▸ Written request
In the material below, replace "Polygon shape" with "Polygon" throughout the lines starting at "- x-tick-label: 20: [306, 502, 324, 516]" and ending at "Localize all elements.", and leave everything else unchanged. Return only those lines, without the pictures.

####

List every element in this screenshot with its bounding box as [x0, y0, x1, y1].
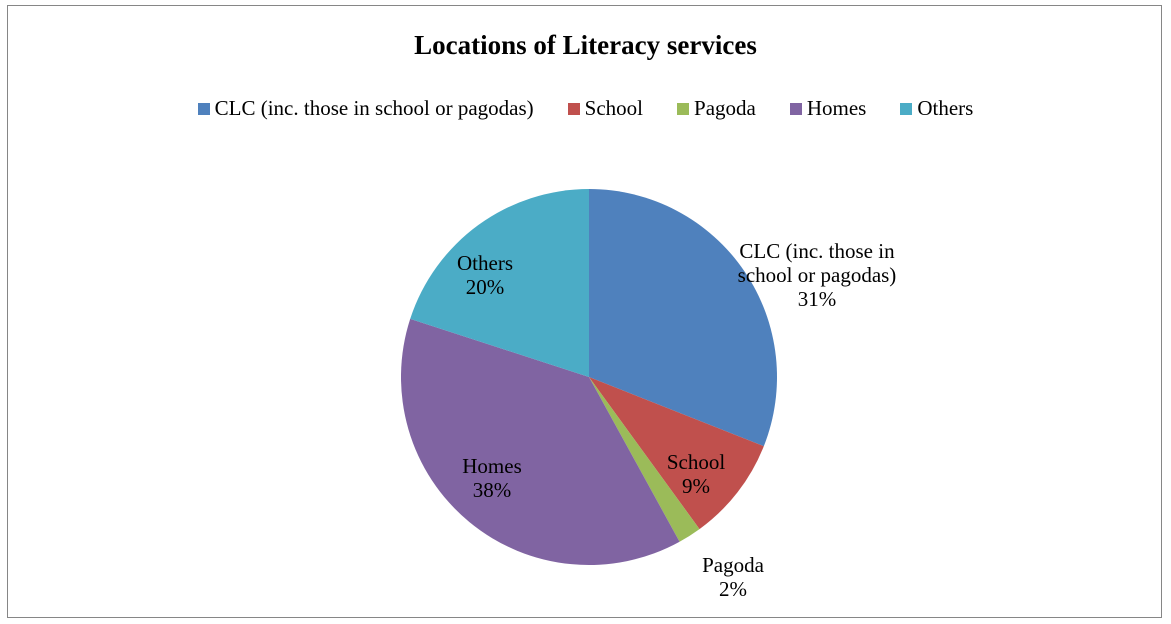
- slice-label: Homes 38%: [447, 454, 537, 502]
- legend-label: Others: [917, 96, 974, 120]
- legend-label: School: [584, 96, 644, 120]
- slice-category: Others: [457, 251, 513, 275]
- slice-value: 20%: [465, 275, 505, 299]
- slice-value: 38%: [472, 478, 512, 502]
- slice-category: School: [666, 450, 726, 474]
- legend-item: Others: [900, 96, 973, 121]
- slice-label: Pagoda 2%: [688, 553, 778, 601]
- legend-swatch: [789, 102, 802, 115]
- slice-label: Others 20%: [440, 251, 530, 299]
- pie-slice: [589, 377, 764, 530]
- pie-slice: [410, 189, 589, 377]
- legend-item: Homes: [789, 96, 867, 121]
- legend-item: School: [567, 96, 644, 121]
- chart-frame: [7, 5, 1162, 618]
- slice-category: Pagoda: [702, 553, 764, 577]
- slice-label: School 9%: [651, 450, 741, 498]
- legend-swatch: [900, 102, 913, 115]
- slice-value: 9%: [682, 474, 710, 498]
- slice-value: 31%: [797, 287, 837, 311]
- legend-item: CLC (inc. those in school or pagodas): [197, 96, 534, 121]
- legend-label: Pagoda: [694, 96, 756, 120]
- pie-slice: [589, 377, 700, 542]
- legend-swatch: [677, 102, 690, 115]
- slice-category: Homes: [462, 454, 522, 478]
- legend-label: CLC (inc. those in school or pagodas): [214, 96, 534, 120]
- slice-label: CLC (inc. those in school or pagodas) 31%: [712, 239, 922, 311]
- pie-slice: [401, 318, 680, 565]
- chart-title: Locations of Literacy services: [414, 30, 757, 60]
- slice-value: 2%: [719, 577, 747, 601]
- legend-item: Pagoda: [677, 96, 756, 121]
- legend-swatch: [567, 102, 580, 115]
- legend: CLC (inc. those in school or pagodas) Sch…: [0, 96, 1171, 121]
- pie-slice: [589, 189, 777, 447]
- slice-category: CLC (inc. those in school or pagodas): [737, 239, 897, 287]
- legend-swatch: [197, 102, 210, 115]
- legend-label: Homes: [806, 96, 867, 120]
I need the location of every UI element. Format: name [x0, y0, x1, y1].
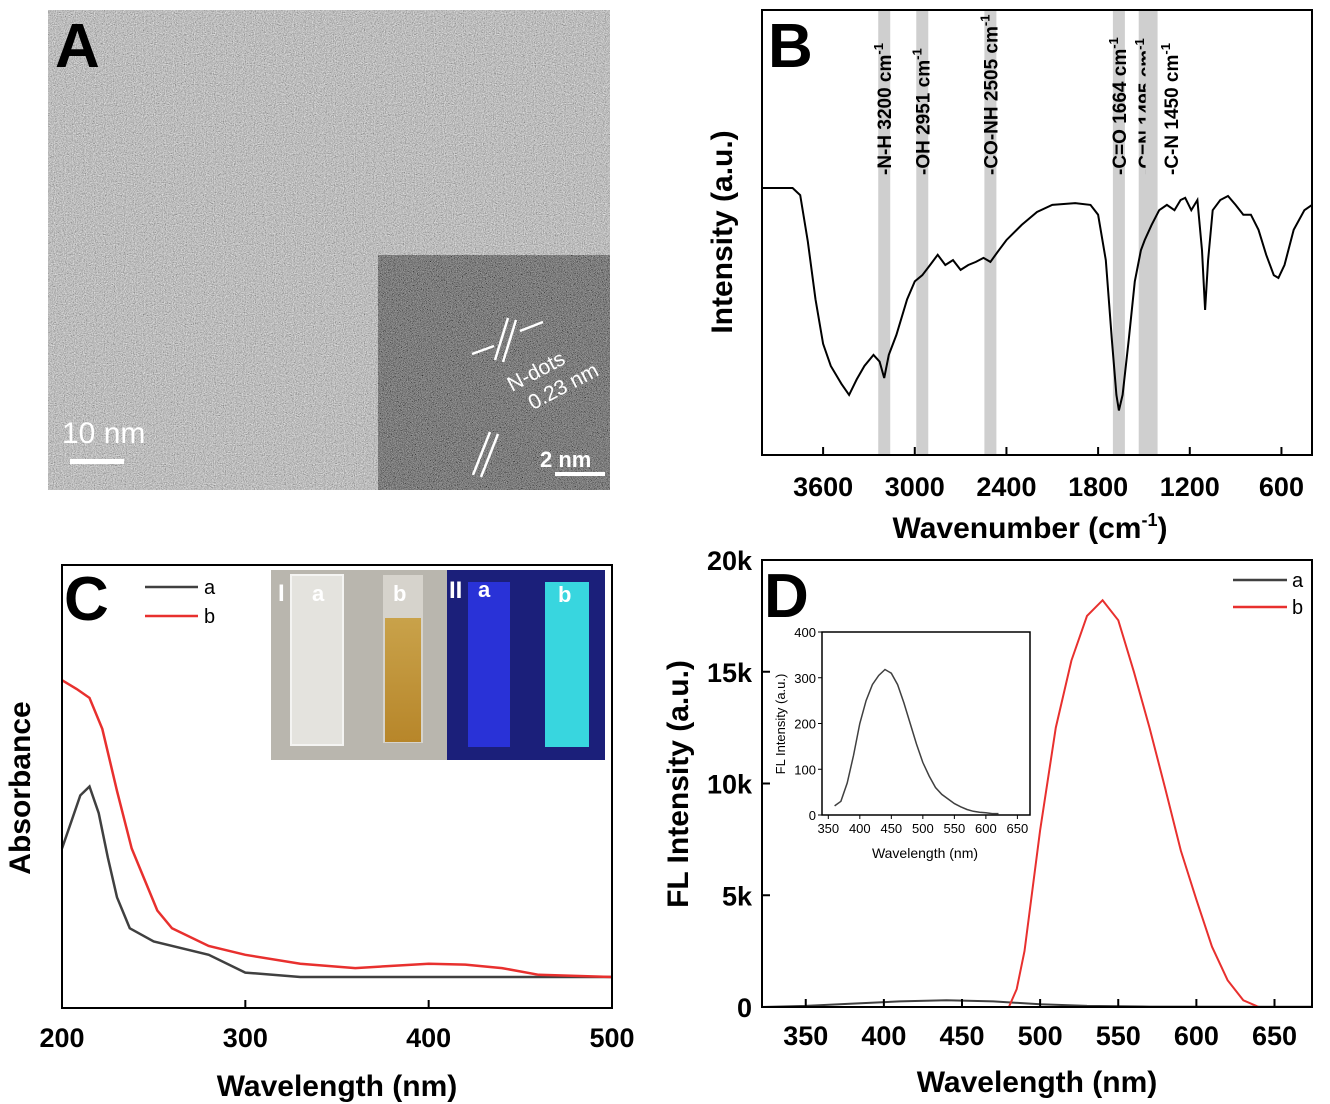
inset-x-tick-label: 550 [944, 821, 966, 836]
panel-label-d: D [764, 562, 809, 631]
x-tick-label: 550 [1096, 1021, 1141, 1051]
plot-frame [761, 9, 1313, 456]
photo-label-i: I [278, 580, 285, 607]
legend: a b [1233, 570, 1304, 619]
lattice-fringe-marks [471, 317, 544, 478]
y-tick-label: 10k [707, 770, 753, 800]
inset-y-tick-label: 300 [794, 671, 816, 686]
band-label: -C-N 1450 cm-1 [1158, 43, 1183, 175]
x-tick-label: 500 [1018, 1021, 1063, 1051]
hrtem-texture [378, 255, 610, 490]
panel-label-b: B [768, 12, 813, 81]
band-label: -OH 2951 cm-1 [909, 48, 934, 175]
inset-x-axis-label: Wavelength (nm) [872, 845, 978, 861]
y-tick-label: 0 [737, 993, 752, 1023]
y-axis-label: FL Intensity (a.u.) [662, 660, 695, 908]
scale-bar-label: 10 nm [62, 417, 145, 450]
cuvette-a-daylight [290, 574, 344, 746]
photo-label-b1: b [393, 581, 406, 606]
series-line-a [60, 784, 612, 979]
panel-label-a: A [55, 12, 100, 81]
x-axis-label: Wavelength (nm) [217, 1070, 458, 1103]
x-tick-label: 400 [406, 1023, 451, 1053]
band-highlight [984, 10, 997, 455]
inset-x-tick-label: 400 [849, 821, 871, 836]
x-tick-label: 400 [861, 1021, 906, 1051]
x-axis-label: Wavenumber (cm-1) [893, 510, 1168, 545]
inset-y-tick-label: 200 [794, 717, 816, 732]
legend: a b [145, 577, 216, 628]
x-tick-label: 200 [39, 1023, 84, 1053]
legend-label-b: b [204, 606, 215, 628]
x-tick-label: 350 [783, 1021, 828, 1051]
legend-label-a: a [1292, 570, 1304, 592]
x-tick-label: 650 [1252, 1021, 1297, 1051]
photo-label-ii: II [449, 577, 462, 604]
band-label: -CO-NH 2505 cm-1 [977, 15, 1002, 175]
cuvette-photo-inset: I a b II a b [271, 570, 605, 760]
legend-label-b: b [1292, 597, 1303, 619]
y-tick-label: 20k [707, 546, 753, 576]
inset-x-tick-label: 350 [817, 821, 839, 836]
x-tick-label: 300 [223, 1023, 268, 1053]
cuvette-a-uv [468, 582, 510, 747]
inset-x-tick-label: 600 [975, 821, 997, 836]
photo-label-a1: a [312, 581, 325, 606]
x-tick-label: 450 [939, 1021, 984, 1051]
photo-label-b2: b [558, 582, 571, 607]
band-label: -N-H 3200 cm-1 [871, 43, 896, 175]
x-axis-ticks: 3600 3000 2400 1800 1200 600 [793, 447, 1304, 502]
x-axis-label: Wavelength (nm) [917, 1066, 1158, 1099]
x-tick-label: 2400 [976, 472, 1036, 502]
inset-series-line [834, 668, 999, 815]
y-axis-label: Intensity (a.u.) [706, 130, 739, 333]
inset-x-tick-label: 450 [880, 821, 902, 836]
band-highlight [1145, 10, 1158, 455]
x-tick-label: 1200 [1160, 472, 1220, 502]
y-tick-label: 5k [722, 881, 753, 911]
x-tick-label: 3000 [885, 472, 945, 502]
inset-y-axis-label: FL Intensity (a.u.) [773, 674, 788, 775]
panel-label-c: C [64, 565, 109, 634]
x-tick-label: 500 [589, 1023, 634, 1053]
x-tick-label: 600 [1259, 472, 1304, 502]
panel-c-absorbance-chart: 200 300 400 500 C a b I a b II a b Waveleng… [4, 564, 635, 1103]
band-highlight [916, 10, 929, 455]
x-tick-label: 600 [1174, 1021, 1219, 1051]
series-line-a [761, 999, 1313, 1008]
plot-frame [61, 564, 613, 1009]
panel-a-tem-image: A 10 nm 2 nm N-dots 0.23 nm [48, 10, 610, 490]
y-tick-label: 15k [707, 658, 753, 688]
band-highlights: -N-H 3200 cm-1 -OH 2951 cm-1 -CO-NH 2505 c… [871, 10, 1183, 455]
panel-b-ftir-chart: -N-H 3200 cm-1 -OH 2951 cm-1 -CO-NH 2505 c… [706, 9, 1313, 545]
series-line-b [61, 679, 613, 979]
inset-y-tick-label: 100 [794, 762, 816, 777]
band-label: -C=O 1664 cm-1 [1106, 37, 1131, 175]
inset-chart: 350 400 450 500 550 600 650 0 100 200 300 400 Wavel… [773, 625, 1031, 861]
inset-y-tick-label: 400 [794, 625, 816, 640]
cuvette-b-liquid [385, 618, 421, 742]
photo-label-a2: a [478, 577, 491, 602]
ftir-series-line [762, 187, 1313, 411]
scale-bar [70, 459, 124, 464]
series-line-b [762, 598, 1312, 1008]
band-highlight [878, 10, 891, 455]
inset-x-tick-label: 650 [1007, 821, 1029, 836]
band-highlight [1112, 10, 1125, 455]
cuvette-b-uv [545, 582, 589, 747]
inset-x-tick-label: 500 [912, 821, 934, 836]
axis-ticks: 350 400 450 500 550 600 650 0 5k 10k 15k 20k [707, 546, 1297, 1051]
legend-label-a: a [204, 577, 216, 599]
x-axis-ticks: 200 300 400 500 [39, 1000, 635, 1053]
x-tick-label: 3600 [793, 472, 853, 502]
inset-y-tick-label: 0 [809, 808, 816, 823]
inset-frame [821, 631, 1031, 816]
inset-scale-bar [555, 472, 605, 476]
inset-scale-bar-label: 2 nm [540, 447, 591, 472]
x-tick-label: 1800 [1068, 472, 1128, 502]
y-axis-label: Absorbance [4, 701, 37, 874]
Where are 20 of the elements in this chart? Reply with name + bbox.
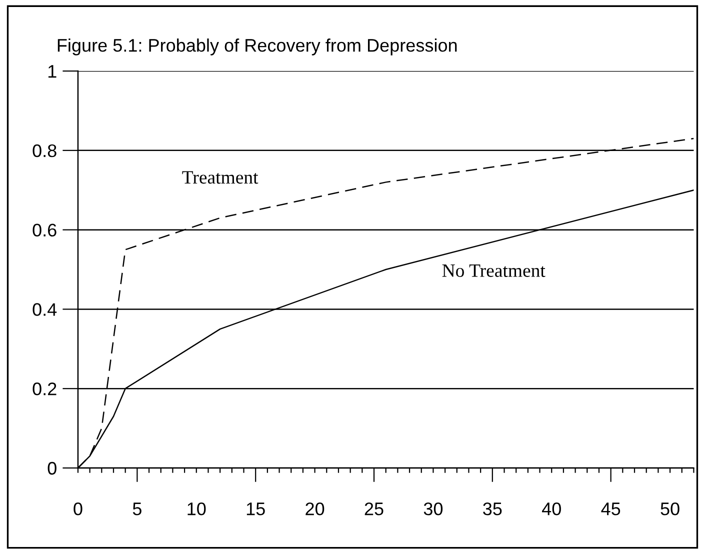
- x-tick-label: 20: [306, 502, 324, 516]
- x-tick-label: 35: [483, 502, 502, 516]
- y-tick-label: 0.2: [32, 382, 56, 396]
- x-tick-label: 5: [132, 502, 142, 516]
- x-tick-label: 10: [188, 502, 206, 516]
- y-tick-label: 0: [48, 462, 56, 475]
- x-tick-label: 45: [601, 502, 620, 516]
- x-tick-label: 40: [542, 502, 561, 516]
- y-tick-label: 0.4: [32, 303, 57, 316]
- series-label: No Treatment: [442, 264, 546, 277]
- x-tick-label: 0: [74, 502, 82, 516]
- x-tick-label: 30: [424, 502, 443, 516]
- y-tick-label: 1: [48, 65, 56, 78]
- chart-title: Figure 5.1: Probably of Recovery from Depression: [58, 38, 457, 56]
- series-label: Treatment: [182, 171, 258, 184]
- y-tick-label: 0.6: [32, 224, 56, 237]
- y-tick-label: 0.8: [32, 144, 56, 158]
- x-tick-label: 25: [364, 502, 384, 516]
- x-tick-label: 50: [660, 502, 680, 516]
- x-tick-label: 15: [246, 502, 265, 516]
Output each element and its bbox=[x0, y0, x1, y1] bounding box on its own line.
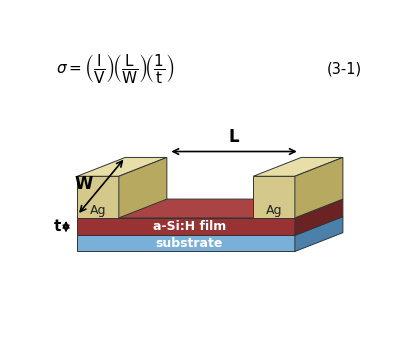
Polygon shape bbox=[295, 157, 343, 218]
Text: L: L bbox=[229, 128, 240, 146]
Polygon shape bbox=[295, 199, 343, 235]
Polygon shape bbox=[119, 157, 167, 218]
Polygon shape bbox=[77, 235, 295, 252]
Polygon shape bbox=[77, 216, 343, 235]
Text: t: t bbox=[53, 219, 61, 234]
Text: substrate: substrate bbox=[156, 237, 223, 250]
Polygon shape bbox=[77, 157, 167, 176]
Text: a-Si:H film: a-Si:H film bbox=[153, 220, 226, 233]
Text: (3-1): (3-1) bbox=[327, 61, 362, 76]
Text: $\sigma = \left(\dfrac{\mathrm{I}}{\mathrm{V}}\right)\!\left(\dfrac{\mathrm{L}}{: $\sigma = \left(\dfrac{\mathrm{I}}{\math… bbox=[57, 52, 175, 85]
Polygon shape bbox=[77, 199, 343, 218]
Polygon shape bbox=[295, 216, 343, 252]
Text: Ag: Ag bbox=[90, 204, 106, 217]
Text: Ag: Ag bbox=[266, 204, 282, 217]
Polygon shape bbox=[253, 176, 295, 218]
Polygon shape bbox=[253, 157, 343, 176]
Polygon shape bbox=[77, 176, 119, 218]
Polygon shape bbox=[77, 218, 295, 235]
Text: W: W bbox=[74, 174, 93, 193]
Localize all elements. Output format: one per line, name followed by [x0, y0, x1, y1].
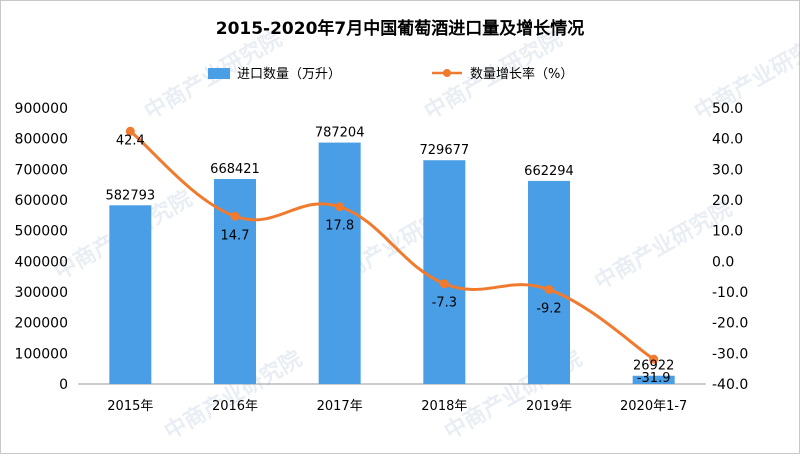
line-value-label: -9.2	[536, 302, 561, 317]
y-right-tick-label: 10.0	[712, 224, 743, 240]
line-series	[125, 126, 659, 364]
y-left-tick-label: 900000	[15, 101, 68, 117]
chart-title: 2015-2020年7月中国葡萄酒进口量及增长情况	[216, 18, 585, 39]
line-point	[230, 211, 240, 221]
bar-value-label: 729677	[420, 143, 470, 158]
y-left-tick-label: 300000	[15, 285, 68, 301]
y-right-tick-label: -40.0	[712, 377, 748, 393]
data-labels: 582793 668421 787204 729677 662294 26922 42.4 1…	[106, 126, 675, 387]
y-left-tick-label: 0	[59, 377, 68, 393]
bar-value-label: 787204	[315, 126, 365, 141]
y-right-tick-label: 0.0	[712, 254, 734, 270]
y-left-tick-label: 600000	[15, 193, 68, 209]
y-right-tick-label: 30.0	[712, 162, 743, 178]
line-point	[649, 354, 659, 364]
legend-swatch-bar	[208, 68, 230, 79]
axes: 0 100000 200000 300000 400000 500000 600000 700…	[15, 101, 749, 414]
growth-line	[129, 130, 655, 361]
watermark-text: 中商产业研究院	[590, 196, 736, 296]
x-tick-label: 2018年	[421, 399, 467, 414]
x-tick-label: 2016年	[212, 399, 258, 414]
y-right-tick-label: -20.0	[712, 316, 748, 332]
bar-value-label: 668421	[210, 162, 260, 177]
bar	[423, 160, 466, 384]
line-value-label: 42.4	[116, 133, 145, 148]
x-tick-label: 2017年	[317, 399, 363, 414]
bar	[528, 180, 570, 384]
legend: 进口数量（万升） 数量增长率（%）	[208, 66, 573, 82]
y-right-tick-label: -10.0	[712, 285, 748, 301]
y-left-tick-label: 200000	[15, 316, 68, 332]
line-point	[125, 126, 135, 136]
y-right-tick-label: -30.0	[712, 346, 748, 362]
line-point	[544, 285, 554, 295]
y-left-tick-label: 700000	[15, 162, 68, 178]
bar-value-label: 582793	[106, 188, 156, 203]
bar-value-label: 662294	[524, 164, 574, 179]
x-tick-label: 2015年	[107, 399, 153, 414]
watermark-text: 中商产业研究院	[690, 26, 800, 126]
x-tick-label: 2020年1-7	[620, 399, 687, 414]
line-value-label: 14.7	[221, 228, 250, 243]
bar	[109, 205, 152, 384]
legend-swatch-marker	[443, 69, 451, 77]
legend-label-bar: 进口数量（万升）	[237, 67, 341, 82]
bar-value-label: 26922	[633, 359, 674, 374]
bar	[318, 142, 361, 384]
line-value-label: 17.8	[325, 219, 354, 234]
y-left-tick-label: 500000	[15, 224, 68, 240]
line-point	[335, 202, 345, 212]
y-right-tick-label: 20.0	[712, 193, 743, 209]
y-left-tick-label: 800000	[15, 132, 68, 148]
legend-label-line: 数量增长率（%）	[470, 66, 573, 82]
y-left-tick-label: 100000	[15, 346, 68, 362]
y-right-tick-label: 40.0	[712, 132, 743, 148]
line-value-label: -31.9	[637, 371, 671, 386]
line-value-label: -7.3	[432, 296, 457, 311]
bar	[632, 375, 675, 384]
y-left-tick-label: 400000	[15, 254, 68, 270]
bar-series	[109, 142, 675, 384]
line-point	[439, 279, 449, 289]
y-right-tick-label: 50.0	[712, 101, 743, 117]
x-tick-label: 2019年	[526, 399, 572, 414]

####

▸ Correct response
- x-tick-label: 20: [306, 502, 324, 516]
- x-tick-label: 35: [483, 502, 502, 516]
- y-tick-label: 0.2: [32, 382, 56, 396]
- x-tick-label: 5: [132, 502, 142, 516]
- x-tick-label: 10: [188, 502, 206, 516]
- y-tick-label: 0: [48, 462, 56, 475]
- x-tick-label: 45: [601, 502, 620, 516]
- x-tick-label: 40: [542, 502, 561, 516]
- y-tick-label: 0.4: [32, 303, 57, 316]
- series-label: No Treatment: [442, 264, 546, 277]
- x-tick-label: 0: [74, 502, 82, 516]
- x-tick-label: 30: [424, 502, 443, 516]
- y-tick-label: 1: [48, 65, 56, 78]
- chart-title: Figure 5.1: Probably of Recovery from Depression: [58, 38, 457, 56]
- series-label: Treatment: [182, 171, 258, 184]
- y-tick-label: 0.6: [32, 224, 56, 237]
- y-tick-label: 0.8: [32, 144, 56, 158]
- x-tick-label: 25: [364, 502, 384, 516]
- x-tick-label: 50: [660, 502, 680, 516]
- x-tick-label: 15: [246, 502, 265, 516]
Output each element and its bbox=[x0, y0, x1, y1] bounding box on its own line.
Polygon bbox=[295, 157, 343, 218]
Text: L: L bbox=[229, 128, 240, 146]
Polygon bbox=[295, 199, 343, 235]
Polygon bbox=[119, 157, 167, 218]
Polygon bbox=[77, 235, 295, 252]
Polygon bbox=[77, 216, 343, 235]
Text: t: t bbox=[53, 219, 61, 234]
Text: substrate: substrate bbox=[156, 237, 223, 250]
Polygon bbox=[77, 157, 167, 176]
Text: a-Si:H film: a-Si:H film bbox=[153, 220, 226, 233]
Text: (3-1): (3-1) bbox=[327, 61, 362, 76]
Text: $\sigma = \left(\dfrac{\mathrm{I}}{\mathrm{V}}\right)\!\left(\dfrac{\mathrm{L}}{: $\sigma = \left(\dfrac{\mathrm{I}}{\math… bbox=[57, 52, 175, 85]
Polygon bbox=[77, 199, 343, 218]
Polygon bbox=[295, 216, 343, 252]
Text: Ag: Ag bbox=[90, 204, 106, 217]
Text: Ag: Ag bbox=[266, 204, 282, 217]
Polygon bbox=[253, 176, 295, 218]
Polygon bbox=[253, 157, 343, 176]
Polygon bbox=[77, 176, 119, 218]
Polygon bbox=[77, 218, 295, 235]
Text: W: W bbox=[74, 174, 93, 193]
Localize all elements. Output format: one per line, name followed by [x0, y0, x1, y1].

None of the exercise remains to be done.